* [WHAT IS BEING ASKED] Repeat the material below exactly, with no pictures.

* [Data records]
* start *

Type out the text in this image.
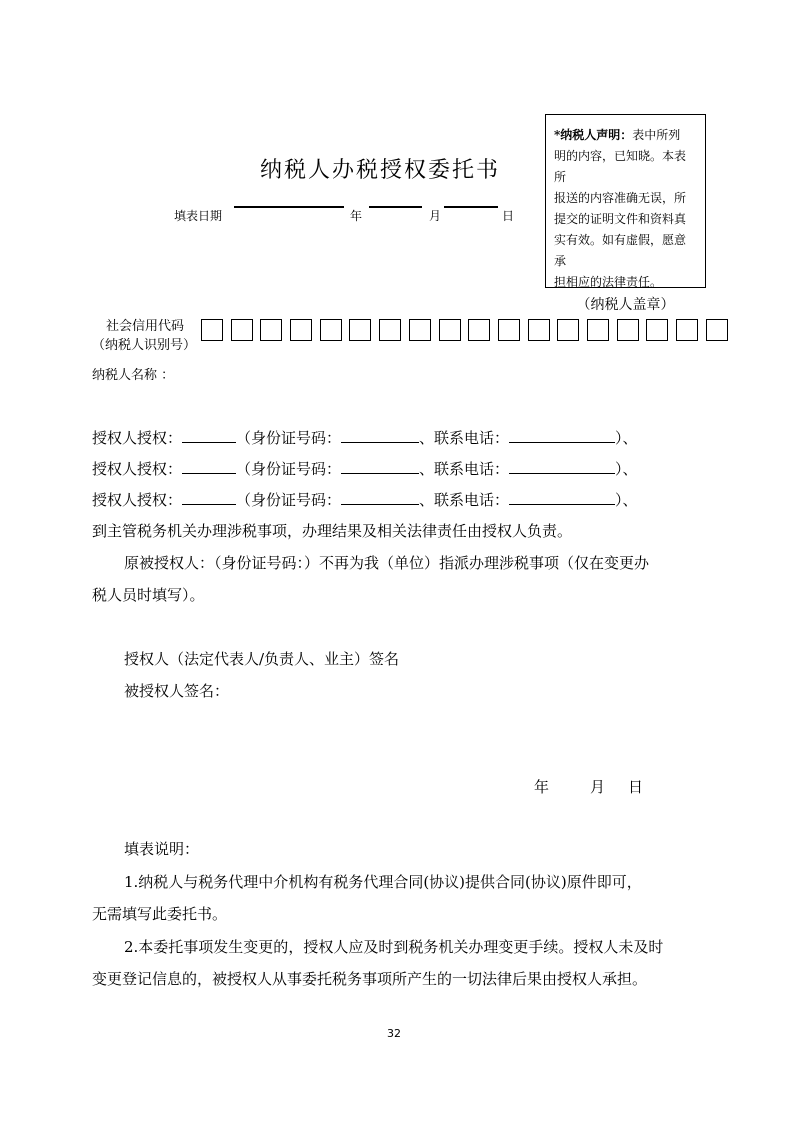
*纳税人声明：表中所列
明的内容，已知晓。本表所
报送的内容准确无误，所
提交的证明文件和资料真
实有效。如有虚假，愿意承
担相应的法律责任。
（纳税人盖章）
纳税人办税授权委托书
填表日期	年	月	日
社会信用代码
（纳税人识别号）
纳税人名称 ：
授权人授权：	（身份证号码：	、联系电话：	）、
授权人授权：	（身份证号码：	、联系电话：	）、
授权人授权：	（身份证号码：	、联系电话：	）、
到主管税务机关办理涉税事项，办理结果及相关法律责任由授权人负责。
原被授权人：（身份证号码：）不再为我（单位）指派办理涉税事项（仅在变更办
税人员时填写）。
授权人（法定代表人/负责人、业主）签名
被授权人签名：
年	月 日
填表说明：
1.纳税人与税务代理中介机构有税务代理合同(协议)提供合同(协议)原件即可，
无需填写此委托书。
2.本委托事项发生变更的，授权人应及时到税务机关办理变更手续。授权人未及时
变更登记信息的，被授权人从事委托税务事项所产生的一切法律后果由授权人承担。
32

* end *

* [FULL ANSWER]
Type out the text in this image.
*纳税人声明：表中所列
明的内容，已知晓。本表所
报送的内容准确无误，所
提交的证明文件和资料真
实有效。如有虚假，愿意承
担相应的法律责任。
（纳税人盖章）
纳税人办税授权委托书
填表日期	年	月	日
社会信用代码
（纳税人识别号）
纳税人名称 ：
授权人授权：	（身份证号码：	、联系电话：	）、
授权人授权：	（身份证号码：	、联系电话：	）、
授权人授权：	（身份证号码：	、联系电话：	）、
到主管税务机关办理涉税事项，办理结果及相关法律责任由授权人负责。
原被授权人：（身份证号码：）不再为我（单位）指派办理涉税事项（仅在变更办
税人员时填写）。
授权人（法定代表人/负责人、业主）签名
被授权人签名：
年	月 日
填表说明：
1.纳税人与税务代理中介机构有税务代理合同(协议)提供合同(协议)原件即可，
无需填写此委托书。
2.本委托事项发生变更的，授权人应及时到税务机关办理变更手续。授权人未及时
变更登记信息的，被授权人从事委托税务事项所产生的一切法律后果由授权人承担。
32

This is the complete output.